The records:
-- start --

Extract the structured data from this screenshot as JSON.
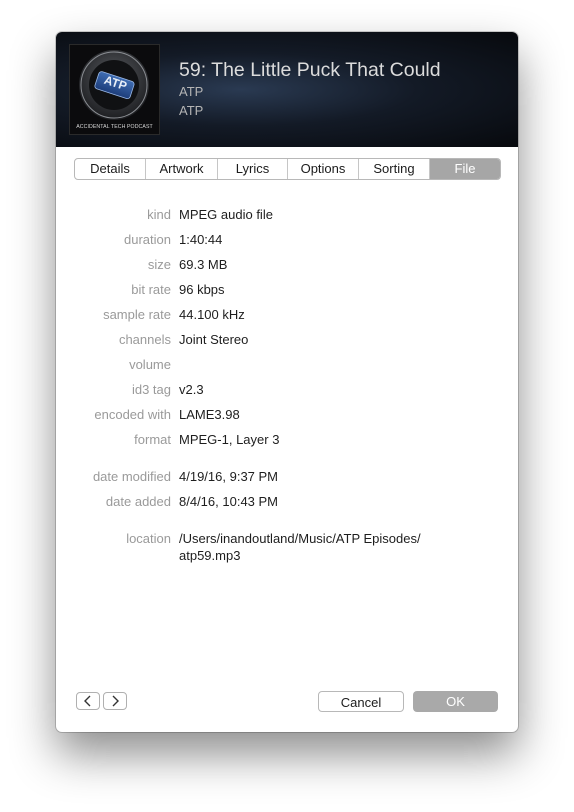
{
  "header": {
    "title": "59: The Little Puck That Could",
    "artist": "ATP",
    "album": "ATP",
    "artwork": {
      "badge_text": "ATP",
      "caption": "ACCIDENTAL TECH PODCAST"
    }
  },
  "tabs": [
    "Details",
    "Artwork",
    "Lyrics",
    "Options",
    "Sorting",
    "File"
  ],
  "selected_tab": "File",
  "file_info": {
    "kind": {
      "label": "kind",
      "value": "MPEG audio file"
    },
    "duration": {
      "label": "duration",
      "value": "1:40:44"
    },
    "size": {
      "label": "size",
      "value": "69.3 MB"
    },
    "bit_rate": {
      "label": "bit rate",
      "value": "96 kbps"
    },
    "sample_rate": {
      "label": "sample rate",
      "value": "44.100 kHz"
    },
    "channels": {
      "label": "channels",
      "value": "Joint Stereo"
    },
    "volume": {
      "label": "volume",
      "value": ""
    },
    "id3_tag": {
      "label": "id3 tag",
      "value": "v2.3"
    },
    "encoded_with": {
      "label": "encoded with",
      "value": "LAME3.98"
    },
    "format": {
      "label": "format",
      "value": "MPEG-1, Layer 3"
    },
    "date_modified": {
      "label": "date modified",
      "value": "4/19/16, 9:37 PM"
    },
    "date_added": {
      "label": "date added",
      "value": "8/4/16, 10:43 PM"
    },
    "location": {
      "label": "location",
      "line1": "/Users/inandoutland/Music/ATP Episodes/",
      "line2": "atp59.mp3"
    }
  },
  "buttons": {
    "cancel": "Cancel",
    "ok": "OK"
  },
  "icons": {
    "previous": "chevron-left-icon",
    "next": "chevron-right-icon"
  }
}
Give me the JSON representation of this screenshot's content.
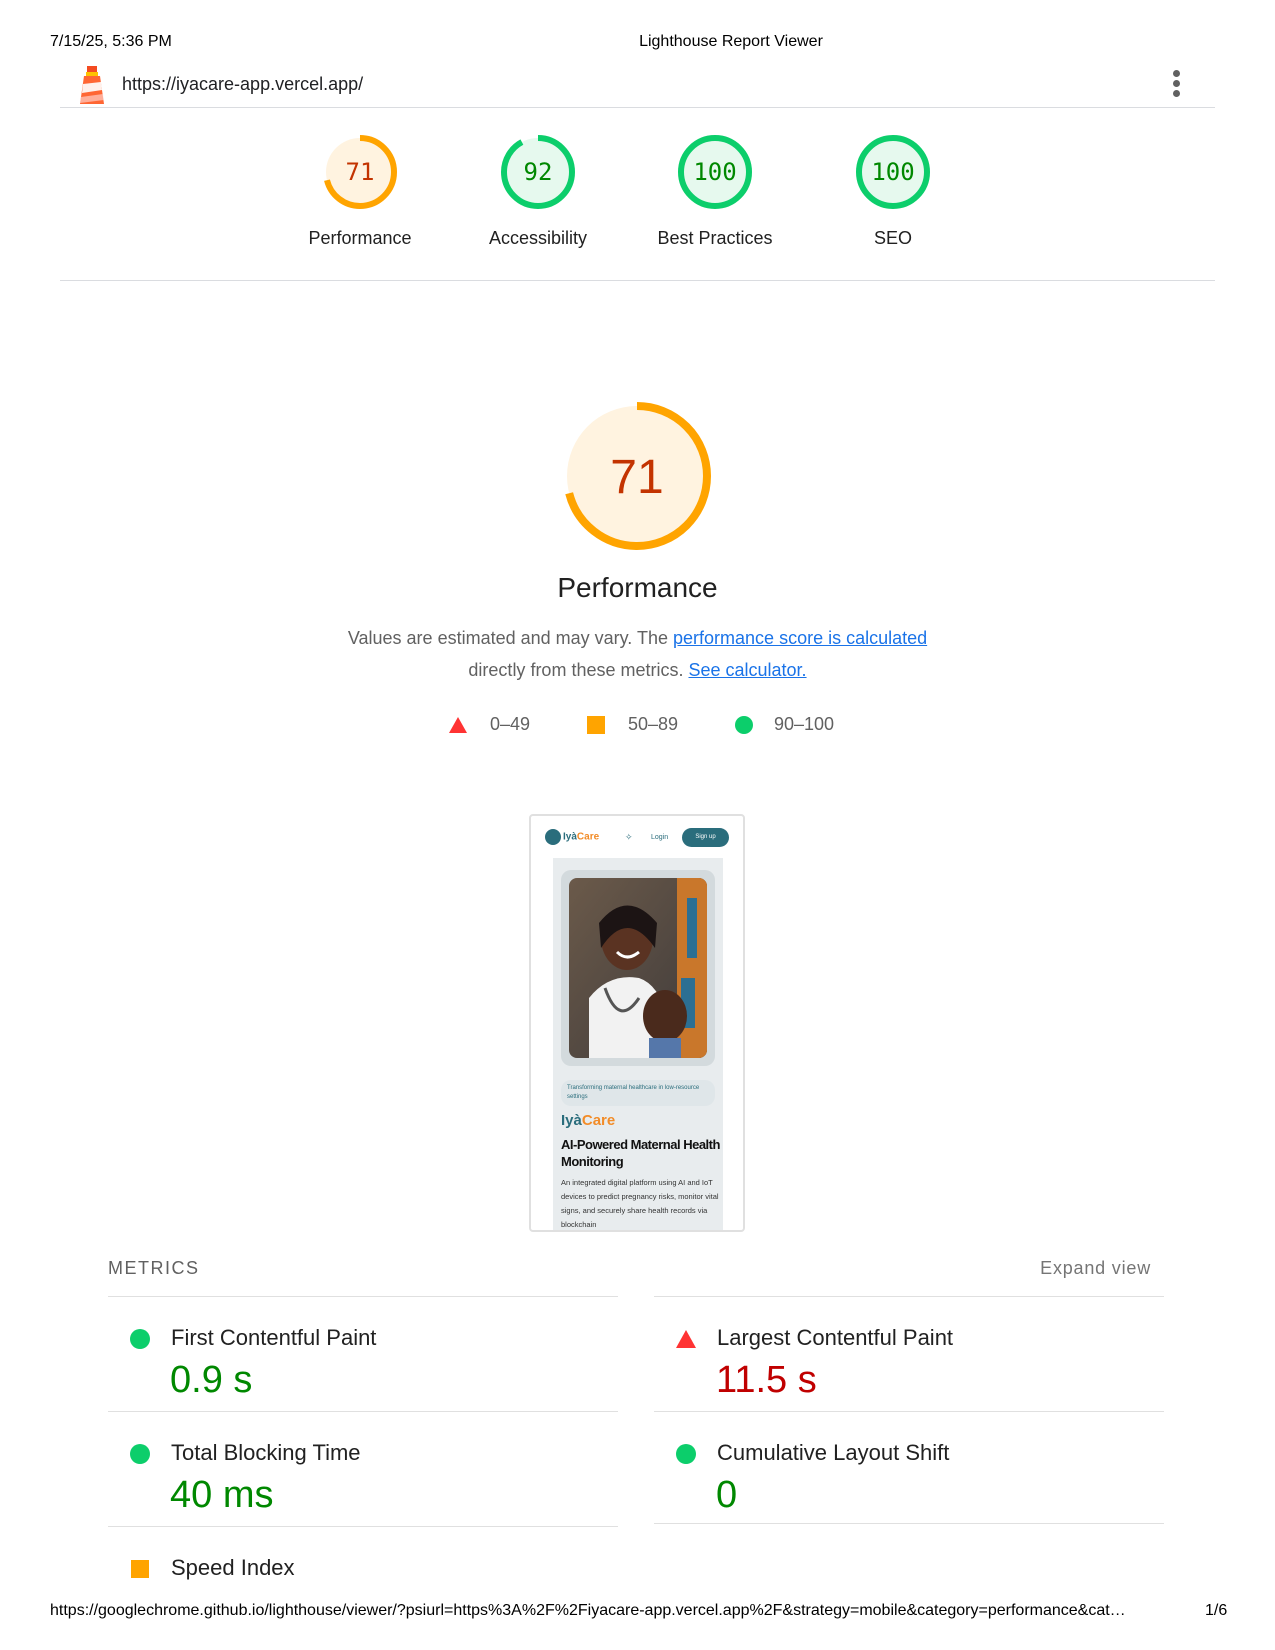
{
  "print": {
    "date": "7/15/25, 5:36 PM",
    "title": "Lighthouse Report Viewer",
    "footer_url": "https://googlechrome.github.io/lighthouse/viewer/?psiurl=https%3A%2F%2Fiyacare-app.vercel.app%2F&strategy=mobile&category=performance&cat…",
    "page": "1/6"
  },
  "topbar": {
    "url": "https://iyacare-app.vercel.app/",
    "logo_icon": "lighthouse-icon",
    "menu_icon": "kebab-menu-icon"
  },
  "gauges": [
    {
      "score": 71,
      "label": "Performance",
      "status": "average"
    },
    {
      "score": 92,
      "label": "Accessibility",
      "status": "pass"
    },
    {
      "score": 100,
      "label": "Best Practices",
      "status": "pass"
    },
    {
      "score": 100,
      "label": "SEO",
      "status": "pass"
    }
  ],
  "performance": {
    "score": 71,
    "title": "Performance",
    "desc_part1": "Values are estimated and may vary. The ",
    "desc_link1": "performance score is calculated",
    "desc_part2": "directly from these metrics. ",
    "desc_link2": "See calculator."
  },
  "legend": [
    {
      "shape": "triangle",
      "range": "0–49"
    },
    {
      "shape": "square",
      "range": "50–89"
    },
    {
      "shape": "circle",
      "range": "90–100"
    }
  ],
  "screenshot": {
    "logo_a": "Iyà",
    "logo_b": "Care",
    "login": "Login",
    "signup": "Sign up",
    "tagline": "Transforming maternal healthcare in low-resource settings",
    "brand_a": "Iyà",
    "brand_b": "Care",
    "headline": "AI-Powered Maternal Health Monitoring",
    "blurb": "An integrated digital platform using AI and IoT devices to predict pregnancy risks, monitor vital signs, and securely share health records via blockchain"
  },
  "metrics": {
    "heading": "METRICS",
    "expand": "Expand view",
    "items": [
      {
        "name": "First Contentful Paint",
        "value": "0.9 s",
        "status": "pass"
      },
      {
        "name": "Largest Contentful Paint",
        "value": "11.5 s",
        "status": "fail"
      },
      {
        "name": "Total Blocking Time",
        "value": "40 ms",
        "status": "pass"
      },
      {
        "name": "Cumulative Layout Shift",
        "value": "0",
        "status": "pass"
      },
      {
        "name": "Speed Index",
        "value": "",
        "status": "average"
      }
    ]
  },
  "colors": {
    "pass": "#0cce6b",
    "pass_text": "#008800",
    "average": "#ffa400",
    "average_text": "#c33300",
    "fail": "#ff4e42",
    "fail_text": "#c00000"
  }
}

-- end --

Task to carry out: Write out the full listing verbatim, excluding its pictures.

Worked answer:
Extract the structured data from this screenshot as JSON.
{
  "header": {
    "title": "59: The Little Puck That Could",
    "artist": "ATP",
    "album": "ATP",
    "artwork": {
      "badge_text": "ATP",
      "caption": "ACCIDENTAL TECH PODCAST"
    }
  },
  "tabs": [
    "Details",
    "Artwork",
    "Lyrics",
    "Options",
    "Sorting",
    "File"
  ],
  "selected_tab": "File",
  "file_info": {
    "kind": {
      "label": "kind",
      "value": "MPEG audio file"
    },
    "duration": {
      "label": "duration",
      "value": "1:40:44"
    },
    "size": {
      "label": "size",
      "value": "69.3 MB"
    },
    "bit_rate": {
      "label": "bit rate",
      "value": "96 kbps"
    },
    "sample_rate": {
      "label": "sample rate",
      "value": "44.100 kHz"
    },
    "channels": {
      "label": "channels",
      "value": "Joint Stereo"
    },
    "volume": {
      "label": "volume",
      "value": ""
    },
    "id3_tag": {
      "label": "id3 tag",
      "value": "v2.3"
    },
    "encoded_with": {
      "label": "encoded with",
      "value": "LAME3.98"
    },
    "format": {
      "label": "format",
      "value": "MPEG-1, Layer 3"
    },
    "date_modified": {
      "label": "date modified",
      "value": "4/19/16, 9:37 PM"
    },
    "date_added": {
      "label": "date added",
      "value": "8/4/16, 10:43 PM"
    },
    "location": {
      "label": "location",
      "line1": "/Users/inandoutland/Music/ATP Episodes/",
      "line2": "atp59.mp3"
    }
  },
  "buttons": {
    "cancel": "Cancel",
    "ok": "OK"
  },
  "icons": {
    "previous": "chevron-left-icon",
    "next": "chevron-right-icon"
  }
}
Give me the JSON representation of this screenshot's content.
{
  "print": {
    "date": "7/15/25, 5:36 PM",
    "title": "Lighthouse Report Viewer",
    "footer_url": "https://googlechrome.github.io/lighthouse/viewer/?psiurl=https%3A%2F%2Fiyacare-app.vercel.app%2F&strategy=mobile&category=performance&cat…",
    "page": "1/6"
  },
  "topbar": {
    "url": "https://iyacare-app.vercel.app/",
    "logo_icon": "lighthouse-icon",
    "menu_icon": "kebab-menu-icon"
  },
  "gauges": [
    {
      "score": 71,
      "label": "Performance",
      "status": "average"
    },
    {
      "score": 92,
      "label": "Accessibility",
      "status": "pass"
    },
    {
      "score": 100,
      "label": "Best Practices",
      "status": "pass"
    },
    {
      "score": 100,
      "label": "SEO",
      "status": "pass"
    }
  ],
  "performance": {
    "score": 71,
    "title": "Performance",
    "desc_part1": "Values are estimated and may vary. The ",
    "desc_link1": "performance score is calculated",
    "desc_part2": "directly from these metrics. ",
    "desc_link2": "See calculator."
  },
  "legend": [
    {
      "shape": "triangle",
      "range": "0–49"
    },
    {
      "shape": "square",
      "range": "50–89"
    },
    {
      "shape": "circle",
      "range": "90–100"
    }
  ],
  "screenshot": {
    "logo_a": "Iyà",
    "logo_b": "Care",
    "login": "Login",
    "signup": "Sign up",
    "tagline": "Transforming maternal healthcare in low-resource settings",
    "brand_a": "Iyà",
    "brand_b": "Care",
    "headline": "AI-Powered Maternal Health Monitoring",
    "blurb": "An integrated digital platform using AI and IoT devices to predict pregnancy risks, monitor vital signs, and securely share health records via blockchain"
  },
  "metrics": {
    "heading": "METRICS",
    "expand": "Expand view",
    "items": [
      {
        "name": "First Contentful Paint",
        "value": "0.9 s",
        "status": "pass"
      },
      {
        "name": "Largest Contentful Paint",
        "value": "11.5 s",
        "status": "fail"
      },
      {
        "name": "Total Blocking Time",
        "value": "40 ms",
        "status": "pass"
      },
      {
        "name": "Cumulative Layout Shift",
        "value": "0",
        "status": "pass"
      },
      {
        "name": "Speed Index",
        "value": "",
        "status": "average"
      }
    ]
  },
  "colors": {
    "pass": "#0cce6b",
    "pass_text": "#008800",
    "average": "#ffa400",
    "average_text": "#c33300",
    "fail": "#ff4e42",
    "fail_text": "#c00000"
  }
}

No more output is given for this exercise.